## Dataset items
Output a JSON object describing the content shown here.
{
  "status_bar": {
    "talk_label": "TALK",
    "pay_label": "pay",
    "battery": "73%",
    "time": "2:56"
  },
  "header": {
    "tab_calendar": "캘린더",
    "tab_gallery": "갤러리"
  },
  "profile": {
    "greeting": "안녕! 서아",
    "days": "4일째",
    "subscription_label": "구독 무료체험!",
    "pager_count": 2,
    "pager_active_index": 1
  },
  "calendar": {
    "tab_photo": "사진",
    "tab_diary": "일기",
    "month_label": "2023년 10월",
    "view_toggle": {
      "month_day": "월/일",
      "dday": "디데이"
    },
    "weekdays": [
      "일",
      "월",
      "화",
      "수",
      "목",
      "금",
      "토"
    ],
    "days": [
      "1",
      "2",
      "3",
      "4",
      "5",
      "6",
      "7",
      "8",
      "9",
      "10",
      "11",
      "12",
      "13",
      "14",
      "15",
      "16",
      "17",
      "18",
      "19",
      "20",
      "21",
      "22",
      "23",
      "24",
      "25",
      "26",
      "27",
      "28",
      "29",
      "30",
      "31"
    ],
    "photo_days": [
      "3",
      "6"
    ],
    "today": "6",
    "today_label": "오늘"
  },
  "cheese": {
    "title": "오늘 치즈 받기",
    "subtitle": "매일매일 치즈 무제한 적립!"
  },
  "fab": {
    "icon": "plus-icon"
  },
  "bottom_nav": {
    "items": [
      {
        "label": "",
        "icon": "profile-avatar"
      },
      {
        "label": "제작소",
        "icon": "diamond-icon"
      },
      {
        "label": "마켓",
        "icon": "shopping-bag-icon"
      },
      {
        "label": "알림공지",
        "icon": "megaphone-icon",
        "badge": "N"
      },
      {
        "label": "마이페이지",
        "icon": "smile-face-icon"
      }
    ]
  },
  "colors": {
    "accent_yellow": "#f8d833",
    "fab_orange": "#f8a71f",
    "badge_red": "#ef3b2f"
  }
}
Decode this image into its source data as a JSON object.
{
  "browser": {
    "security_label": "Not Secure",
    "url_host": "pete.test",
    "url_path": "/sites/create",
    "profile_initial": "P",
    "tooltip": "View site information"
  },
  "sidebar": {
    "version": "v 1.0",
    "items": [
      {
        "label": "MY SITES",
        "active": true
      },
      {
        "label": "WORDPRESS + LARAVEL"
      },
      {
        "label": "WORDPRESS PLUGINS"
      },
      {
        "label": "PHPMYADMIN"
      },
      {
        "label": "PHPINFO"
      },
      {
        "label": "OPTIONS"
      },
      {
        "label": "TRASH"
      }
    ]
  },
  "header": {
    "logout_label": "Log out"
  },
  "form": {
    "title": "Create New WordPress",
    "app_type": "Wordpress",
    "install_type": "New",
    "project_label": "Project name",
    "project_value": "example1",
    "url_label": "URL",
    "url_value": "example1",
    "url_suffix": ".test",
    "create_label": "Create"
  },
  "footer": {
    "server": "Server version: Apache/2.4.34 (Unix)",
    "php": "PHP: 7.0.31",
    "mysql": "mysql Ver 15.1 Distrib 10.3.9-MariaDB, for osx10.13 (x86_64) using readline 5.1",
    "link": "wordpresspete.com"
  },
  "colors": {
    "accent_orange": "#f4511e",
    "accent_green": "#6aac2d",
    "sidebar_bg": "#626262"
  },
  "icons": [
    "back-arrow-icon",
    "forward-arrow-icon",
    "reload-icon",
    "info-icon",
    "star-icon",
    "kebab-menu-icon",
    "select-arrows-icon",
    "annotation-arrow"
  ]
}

## PROMPT
Check each line of the data above for the word "JSON" and say how many lines have it. Give the number alone.

## COMPLETE RESPONSE
2